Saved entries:
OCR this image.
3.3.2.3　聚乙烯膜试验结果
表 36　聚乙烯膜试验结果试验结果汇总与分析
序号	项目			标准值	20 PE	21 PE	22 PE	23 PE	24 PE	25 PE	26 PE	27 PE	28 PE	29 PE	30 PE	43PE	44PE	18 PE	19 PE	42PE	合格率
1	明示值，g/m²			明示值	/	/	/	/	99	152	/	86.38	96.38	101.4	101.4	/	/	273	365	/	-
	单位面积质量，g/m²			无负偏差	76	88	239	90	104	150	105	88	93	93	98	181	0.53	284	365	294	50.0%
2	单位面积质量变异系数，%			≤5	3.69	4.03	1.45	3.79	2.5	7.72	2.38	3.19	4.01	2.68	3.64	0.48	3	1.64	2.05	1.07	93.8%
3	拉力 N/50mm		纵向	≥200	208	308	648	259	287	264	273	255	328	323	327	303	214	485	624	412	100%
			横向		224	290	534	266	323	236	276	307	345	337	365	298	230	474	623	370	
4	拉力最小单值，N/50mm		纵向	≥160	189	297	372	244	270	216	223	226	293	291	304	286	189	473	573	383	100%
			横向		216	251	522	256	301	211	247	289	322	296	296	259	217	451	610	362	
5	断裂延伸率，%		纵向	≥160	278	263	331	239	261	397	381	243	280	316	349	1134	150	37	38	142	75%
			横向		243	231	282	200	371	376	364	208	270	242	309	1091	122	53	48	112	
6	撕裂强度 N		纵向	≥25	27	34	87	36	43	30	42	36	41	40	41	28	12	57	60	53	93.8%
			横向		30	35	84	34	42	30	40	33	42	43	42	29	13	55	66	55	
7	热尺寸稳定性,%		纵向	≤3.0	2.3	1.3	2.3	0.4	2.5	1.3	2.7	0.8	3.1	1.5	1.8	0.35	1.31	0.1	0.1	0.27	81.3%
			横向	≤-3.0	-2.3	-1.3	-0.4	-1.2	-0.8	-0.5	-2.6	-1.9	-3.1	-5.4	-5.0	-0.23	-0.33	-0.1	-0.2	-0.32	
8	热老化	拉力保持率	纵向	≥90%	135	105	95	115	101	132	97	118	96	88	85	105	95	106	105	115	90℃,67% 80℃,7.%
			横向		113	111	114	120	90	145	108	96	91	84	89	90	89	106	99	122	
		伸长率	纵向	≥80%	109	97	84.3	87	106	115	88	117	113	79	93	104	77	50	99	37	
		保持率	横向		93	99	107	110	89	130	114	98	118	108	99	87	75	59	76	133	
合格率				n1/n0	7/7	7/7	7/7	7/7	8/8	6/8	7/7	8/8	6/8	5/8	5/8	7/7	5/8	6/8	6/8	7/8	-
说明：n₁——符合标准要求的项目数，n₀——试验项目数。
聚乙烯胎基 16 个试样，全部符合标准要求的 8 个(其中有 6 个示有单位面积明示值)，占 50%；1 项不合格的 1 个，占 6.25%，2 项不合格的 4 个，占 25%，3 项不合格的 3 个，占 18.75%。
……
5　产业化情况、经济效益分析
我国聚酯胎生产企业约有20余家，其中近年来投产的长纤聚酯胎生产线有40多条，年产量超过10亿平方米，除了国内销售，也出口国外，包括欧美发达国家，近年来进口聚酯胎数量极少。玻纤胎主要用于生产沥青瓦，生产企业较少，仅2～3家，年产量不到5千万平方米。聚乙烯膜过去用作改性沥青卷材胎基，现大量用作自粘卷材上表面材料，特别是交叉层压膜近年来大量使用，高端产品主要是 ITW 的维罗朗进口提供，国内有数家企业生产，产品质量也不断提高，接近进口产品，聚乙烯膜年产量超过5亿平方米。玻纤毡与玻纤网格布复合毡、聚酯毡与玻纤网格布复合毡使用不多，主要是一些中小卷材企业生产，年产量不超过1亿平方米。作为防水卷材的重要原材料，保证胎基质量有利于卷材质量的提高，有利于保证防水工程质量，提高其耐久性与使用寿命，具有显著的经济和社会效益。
...
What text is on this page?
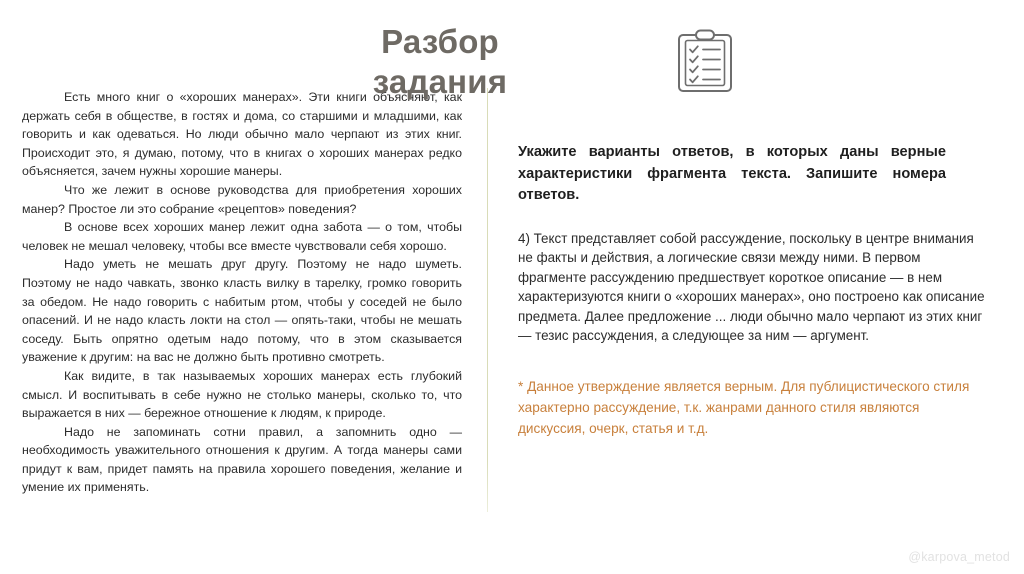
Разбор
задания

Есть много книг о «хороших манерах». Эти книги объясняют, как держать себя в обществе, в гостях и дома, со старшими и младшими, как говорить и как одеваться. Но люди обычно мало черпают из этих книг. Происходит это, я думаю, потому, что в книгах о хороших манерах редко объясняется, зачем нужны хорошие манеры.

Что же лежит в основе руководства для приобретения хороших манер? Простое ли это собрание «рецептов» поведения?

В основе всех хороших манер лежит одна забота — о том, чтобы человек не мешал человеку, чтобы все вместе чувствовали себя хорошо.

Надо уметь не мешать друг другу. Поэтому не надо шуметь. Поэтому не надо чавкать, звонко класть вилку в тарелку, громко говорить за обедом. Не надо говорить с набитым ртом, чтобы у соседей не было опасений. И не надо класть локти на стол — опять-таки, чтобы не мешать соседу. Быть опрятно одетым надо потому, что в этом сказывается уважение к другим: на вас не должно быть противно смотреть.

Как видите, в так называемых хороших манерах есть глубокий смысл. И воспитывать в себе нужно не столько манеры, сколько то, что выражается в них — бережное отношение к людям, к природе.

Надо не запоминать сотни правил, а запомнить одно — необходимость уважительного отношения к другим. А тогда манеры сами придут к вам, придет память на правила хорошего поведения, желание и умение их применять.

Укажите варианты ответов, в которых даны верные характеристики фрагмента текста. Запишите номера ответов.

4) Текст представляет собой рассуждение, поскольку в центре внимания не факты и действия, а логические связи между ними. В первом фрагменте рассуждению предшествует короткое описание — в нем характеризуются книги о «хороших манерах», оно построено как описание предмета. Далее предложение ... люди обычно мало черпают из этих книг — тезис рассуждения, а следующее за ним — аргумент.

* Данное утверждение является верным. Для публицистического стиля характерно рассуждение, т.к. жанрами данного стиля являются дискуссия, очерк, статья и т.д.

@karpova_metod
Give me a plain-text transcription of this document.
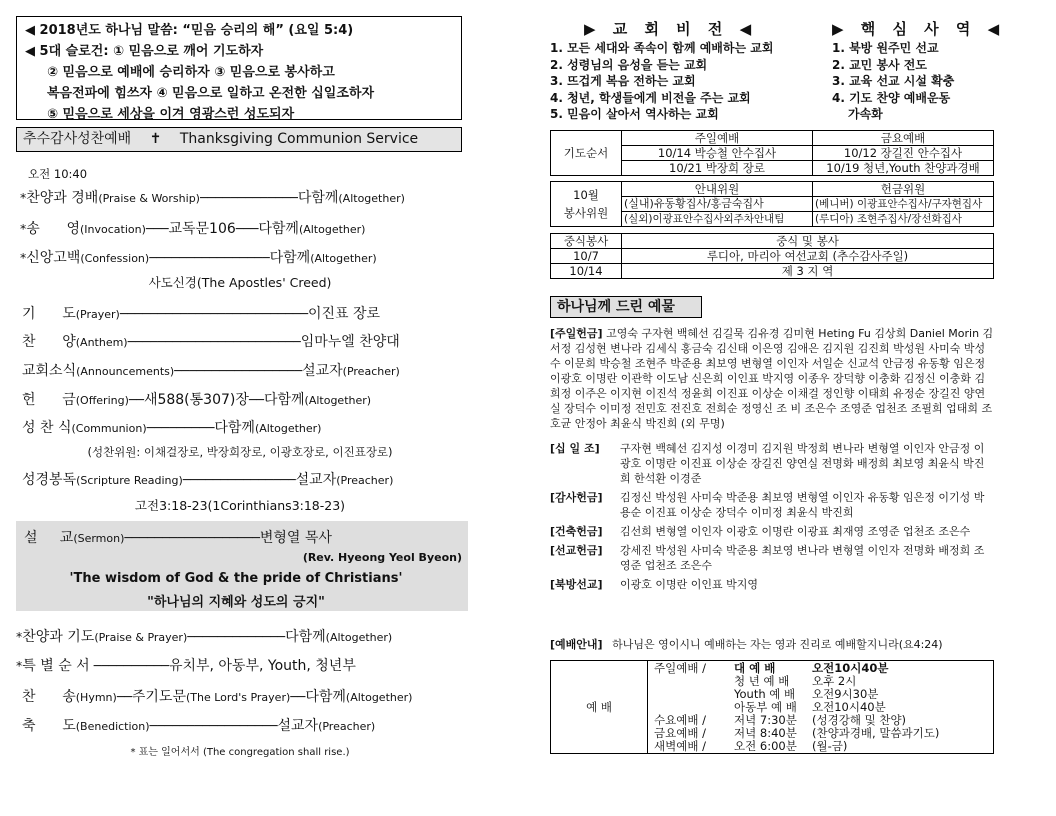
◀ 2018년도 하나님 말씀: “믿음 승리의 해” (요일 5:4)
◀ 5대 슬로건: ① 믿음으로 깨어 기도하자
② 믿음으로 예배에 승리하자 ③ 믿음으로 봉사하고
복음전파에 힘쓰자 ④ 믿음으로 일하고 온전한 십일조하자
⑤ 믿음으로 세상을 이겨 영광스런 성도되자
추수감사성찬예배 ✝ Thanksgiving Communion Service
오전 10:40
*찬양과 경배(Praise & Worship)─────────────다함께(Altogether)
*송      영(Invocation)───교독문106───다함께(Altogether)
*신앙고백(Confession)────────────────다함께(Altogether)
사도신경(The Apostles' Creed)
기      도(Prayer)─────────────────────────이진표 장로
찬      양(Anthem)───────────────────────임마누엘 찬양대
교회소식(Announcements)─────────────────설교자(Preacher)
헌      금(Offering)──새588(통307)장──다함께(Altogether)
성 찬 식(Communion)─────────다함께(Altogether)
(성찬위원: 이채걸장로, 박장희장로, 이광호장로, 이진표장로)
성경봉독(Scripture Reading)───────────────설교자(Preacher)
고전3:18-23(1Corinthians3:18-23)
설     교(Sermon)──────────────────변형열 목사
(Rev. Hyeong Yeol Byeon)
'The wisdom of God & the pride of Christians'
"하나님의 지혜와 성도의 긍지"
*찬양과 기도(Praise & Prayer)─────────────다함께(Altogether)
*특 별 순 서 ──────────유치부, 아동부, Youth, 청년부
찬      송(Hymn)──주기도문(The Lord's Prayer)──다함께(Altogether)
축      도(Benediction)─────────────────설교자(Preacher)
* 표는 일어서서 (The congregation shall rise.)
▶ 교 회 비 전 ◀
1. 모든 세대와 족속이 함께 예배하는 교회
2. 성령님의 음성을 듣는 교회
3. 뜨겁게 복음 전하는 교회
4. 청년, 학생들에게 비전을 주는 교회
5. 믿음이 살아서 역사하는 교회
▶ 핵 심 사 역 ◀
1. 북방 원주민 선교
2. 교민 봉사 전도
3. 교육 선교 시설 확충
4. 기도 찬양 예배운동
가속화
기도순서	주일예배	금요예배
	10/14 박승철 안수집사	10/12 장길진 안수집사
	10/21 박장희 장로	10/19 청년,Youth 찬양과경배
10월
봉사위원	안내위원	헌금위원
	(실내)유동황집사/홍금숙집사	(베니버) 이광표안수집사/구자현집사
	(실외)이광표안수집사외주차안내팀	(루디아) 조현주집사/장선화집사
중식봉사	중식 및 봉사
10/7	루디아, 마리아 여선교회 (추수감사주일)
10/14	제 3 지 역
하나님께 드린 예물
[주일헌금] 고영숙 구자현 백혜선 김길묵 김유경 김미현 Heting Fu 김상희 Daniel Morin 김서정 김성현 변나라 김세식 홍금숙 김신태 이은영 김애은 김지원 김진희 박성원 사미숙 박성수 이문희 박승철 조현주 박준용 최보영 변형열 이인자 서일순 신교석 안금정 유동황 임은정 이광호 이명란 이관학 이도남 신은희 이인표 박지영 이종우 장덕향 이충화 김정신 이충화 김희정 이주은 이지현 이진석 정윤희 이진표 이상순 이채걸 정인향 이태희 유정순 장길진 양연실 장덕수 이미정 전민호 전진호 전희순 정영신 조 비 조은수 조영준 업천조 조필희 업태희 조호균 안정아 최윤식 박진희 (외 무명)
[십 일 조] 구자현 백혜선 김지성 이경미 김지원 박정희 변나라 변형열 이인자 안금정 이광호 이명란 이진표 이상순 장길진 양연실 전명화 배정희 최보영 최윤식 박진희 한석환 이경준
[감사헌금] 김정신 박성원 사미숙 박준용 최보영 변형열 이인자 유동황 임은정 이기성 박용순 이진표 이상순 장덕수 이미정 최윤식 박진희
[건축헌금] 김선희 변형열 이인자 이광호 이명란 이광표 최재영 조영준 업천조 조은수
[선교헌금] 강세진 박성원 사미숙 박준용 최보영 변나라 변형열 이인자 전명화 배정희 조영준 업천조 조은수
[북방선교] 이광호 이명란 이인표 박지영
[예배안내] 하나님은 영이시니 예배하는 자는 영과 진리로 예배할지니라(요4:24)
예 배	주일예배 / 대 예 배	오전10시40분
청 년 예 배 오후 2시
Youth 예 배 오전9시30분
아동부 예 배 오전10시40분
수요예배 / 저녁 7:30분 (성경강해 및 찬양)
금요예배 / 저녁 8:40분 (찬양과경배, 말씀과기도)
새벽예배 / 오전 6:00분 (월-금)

◆ THE EXERCISE
Search the lines above for the string "поведения" and copy each line that has it.

◆ OUTPUT
Что же лежит в основе руководства для приобретения хороших манер? Простое ли это собрание «рецептов» поведения?
Надо не запоминать сотни правил, а запомнить одно — необходимость уважительного отношения к другим. А тогда манеры сами придут к вам, придет память на правила хорошего поведения, желание и умение их применять.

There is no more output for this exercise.